** start of SUPPLIED TEXT **

The June 2025 reforms include abolishing the Direct Pay option (moving all cases to the managed Collect and Pay service), halving collection fees from 4% to 2% (effective 2027-28), and removing the £20 application fee that was already abolished in April 2024 [13]. These changes respond to the NAO's finding that the shift toward private arrangements reduced government involvement but did not increase effective maintenance arrangements overall [10].

However, the House of Lords Public Services Committee expressed scepticism, saying it was "unconvinced by the Government's case for the removal of the Direct Pay service" and warning that transferring all cases to an "already overstretched CMS" would deliver poorer results [6].

The Human Cost

The consequences of calculation errors extend beyond financial loss. Research by Brian Hudson found that parents in arrears have a mortality rate 14.28 times higher than the national average [4]. This group represents 65.1% of all deaths within the paying-parent demographic despite comprising only 12.3% of the population. An overwhelming 93.1% of excess deaths among paying parents occurred in individuals who were in arrears in the month preceding their death [4].

** end of SUPPLIED TEXT **
** start of DATASET EXTRACT **

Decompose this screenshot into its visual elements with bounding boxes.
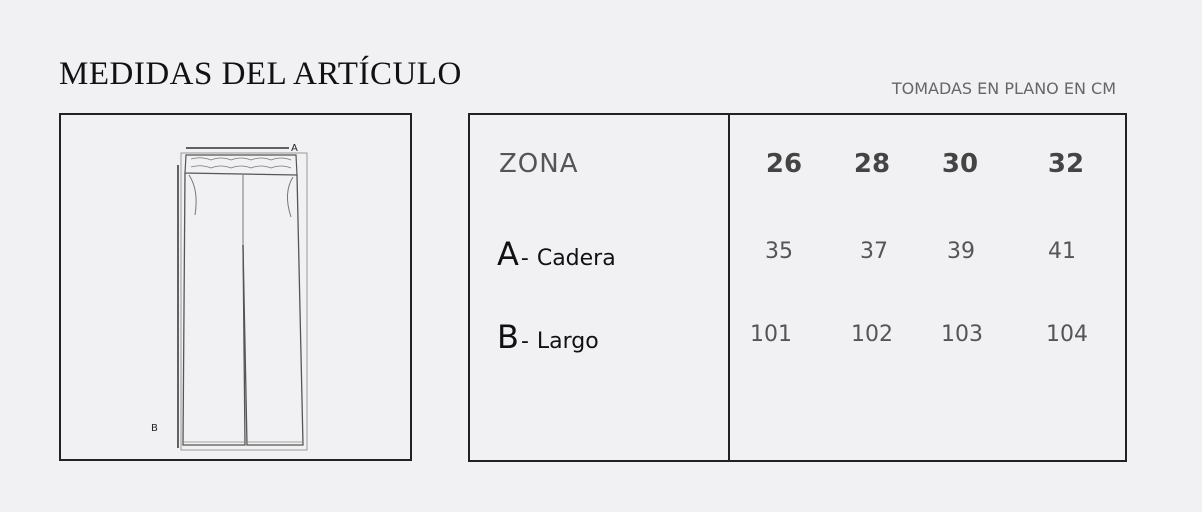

** end of DATASET EXTRACT **

Summarize the passage on child maintenance reforms in three sentences.

The June 2025 reforms abolish the Direct Pay option, moving all cases to the managed Collect and Pay service, and halve collection fees from 4% to 2% from 2027-28, in response to the NAO's finding that the shift toward private arrangements did not increase effective maintenance arrangements overall. The House of Lords Public Services Committee was unconvinced by the case for removing Direct Pay and warned that transferring all cases to an already overstretched CMS would deliver poorer results. Research by Brian Hudson found that paying parents in arrears have a mortality rate 14.28 times the national average and account for 93.1% of excess deaths among paying parents.